» **What is expected**
Return all the entries exactly, keeping pictures out.

─── Provided records

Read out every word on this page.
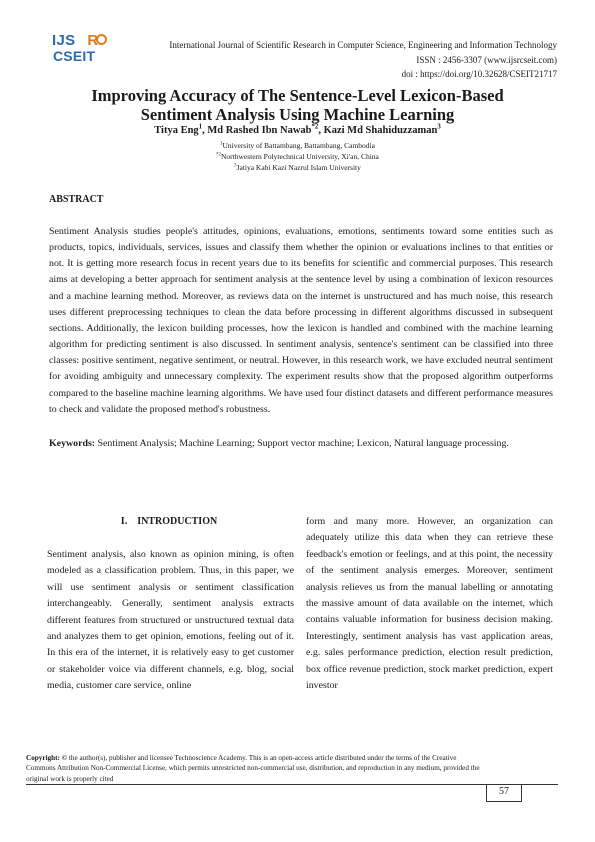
IJS R
CSEIT
International Journal of Scientific Research in Computer Science, Engineering and Information Technology
ISSN : 2456-3307 (www.ijsrcseit.com)
doi : https://doi.org/10.32628/CSEIT21717
Improving Accuracy of The Sentence-Level Lexicon-Based
Sentiment Analysis Using Machine Learning
Titya Eng$^1$, Md Rashed Ibn Nawab$^{*2}$, Kazi Md Shahiduzzaman$^3$
$^1$University of Battambang, Battambang, Cambodia
$^{*2}$Northwestern Polytechnical University, Xi'an, China
$^3$Jatiya Kabi Kazi Nazrul Islam University
ABSTRACT
Sentiment Analysis studies people's attitudes, opinions, evaluations, emotions, sentiments toward some entities such as products, topics, individuals, services, issues and classify them whether the opinion or evaluations inclines to that entities or not. It is getting more research focus in recent years due to its benefits for scientific and commercial purposes. This research aims at developing a better approach for sentiment analysis at the sentence level by using a combination of lexicon resources and a machine learning method. Moreover, as reviews data on the internet is unstructured and has much noise, this research uses different preprocessing techniques to clean the data before processing in different algorithms discussed in subsequent sections. Additionally, the lexicon building processes, how the lexicon is handled and combined with the machine learning algorithm for predicting sentiment is also discussed. In sentiment analysis, sentence's sentiment can be classified into three classes: positive sentiment, negative sentiment, or neutral. However, in this research work, we have excluded neutral sentiment for avoiding ambiguity and unnecessary complexity. The experiment results show that the proposed algorithm outperforms compared to the baseline machine learning algorithms. We have used four distinct datasets and different performance measures to check and validate the proposed method's robustness.
Keywords: Sentiment Analysis; Machine Learning; Support vector machine; Lexicon, Natural language processing.
I.    INTRODUCTION
Sentiment analysis, also known as opinion mining, is often modeled as a classification problem. Thus, in this paper, we will use sentiment analysis or sentiment classification interchangeably. Generally, sentiment analysis extracts different features from structured or unstructured textual data and analyzes them to get opinion, emotions, feeling out of it. In this era of the internet, it is relatively easy to get customer or stakeholder voice via different channels, e.g. blog, social media, customer care service, online
form and many more. However, an organization can adequately utilize this data when they can retrieve these feedback's emotion or feelings, and at this point, the necessity of the sentiment analysis emerges. Moreover, sentiment analysis relieves us from the manual labelling or annotating the massive amount of data available on the internet, which contains valuable information for business decision making. Interestingly, sentiment analysis has vast application areas, e.g. sales performance prediction, election result prediction, box office revenue prediction, stock market prediction, expert investor
Copyright: © the author(s), publisher and licensee Technoscience Academy. This is an open-access article distributed under the terms of the Creative Commons Attribution Non-Commercial License, which permits unrestricted non-commercial use, distribution, and reproduction in any medium, provided the original work is properly cited
57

──────

» **Worked solution**
Read out every word on this page.
IJS R
CSEIT
International Journal of Scientific Research in Computer Science, Engineering and Information Technology
ISSN : 2456-3307 (www.ijsrcseit.com)
doi : https://doi.org/10.32628/CSEIT21717
Improving Accuracy of The Sentence-Level Lexicon-Based
Sentiment Analysis Using Machine Learning
Titya Eng$^1$, Md Rashed Ibn Nawab$^{*2}$, Kazi Md Shahiduzzaman$^3$
$^1$University of Battambang, Battambang, Cambodia
$^{*2}$Northwestern Polytechnical University, Xi'an, China
$^3$Jatiya Kabi Kazi Nazrul Islam University
ABSTRACT
Sentiment Analysis studies people's attitudes, opinions, evaluations, emotions, sentiments toward some entities such as products, topics, individuals, services, issues and classify them whether the opinion or evaluations inclines to that entities or not. It is getting more research focus in recent years due to its benefits for scientific and commercial purposes. This research aims at developing a better approach for sentiment analysis at the sentence level by using a combination of lexicon resources and a machine learning method. Moreover, as reviews data on the internet is unstructured and has much noise, this research uses different preprocessing techniques to clean the data before processing in different algorithms discussed in subsequent sections. Additionally, the lexicon building processes, how the lexicon is handled and combined with the machine learning algorithm for predicting sentiment is also discussed. In sentiment analysis, sentence's sentiment can be classified into three classes: positive sentiment, negative sentiment, or neutral. However, in this research work, we have excluded neutral sentiment for avoiding ambiguity and unnecessary complexity. The experiment results show that the proposed algorithm outperforms compared to the baseline machine learning algorithms. We have used four distinct datasets and different performance measures to check and validate the proposed method's robustness.
Keywords: Sentiment Analysis; Machine Learning; Support vector machine; Lexicon, Natural language processing.
I.    INTRODUCTION
Sentiment analysis, also known as opinion mining, is often modeled as a classification problem. Thus, in this paper, we will use sentiment analysis or sentiment classification interchangeably. Generally, sentiment analysis extracts different features from structured or unstructured textual data and analyzes them to get opinion, emotions, feeling out of it. In this era of the internet, it is relatively easy to get customer or stakeholder voice via different channels, e.g. blog, social media, customer care service, online
form and many more. However, an organization can adequately utilize this data when they can retrieve these feedback's emotion or feelings, and at this point, the necessity of the sentiment analysis emerges. Moreover, sentiment analysis relieves us from the manual labelling or annotating the massive amount of data available on the internet, which contains valuable information for business decision making. Interestingly, sentiment analysis has vast application areas, e.g. sales performance prediction, election result prediction, box office revenue prediction, stock market prediction, expert investor
Copyright: © the author(s), publisher and licensee Technoscience Academy. This is an open-access article distributed under the terms of the Creative Commons Attribution Non-Commercial License, which permits unrestricted non-commercial use, distribution, and reproduction in any medium, provided the original work is properly cited
57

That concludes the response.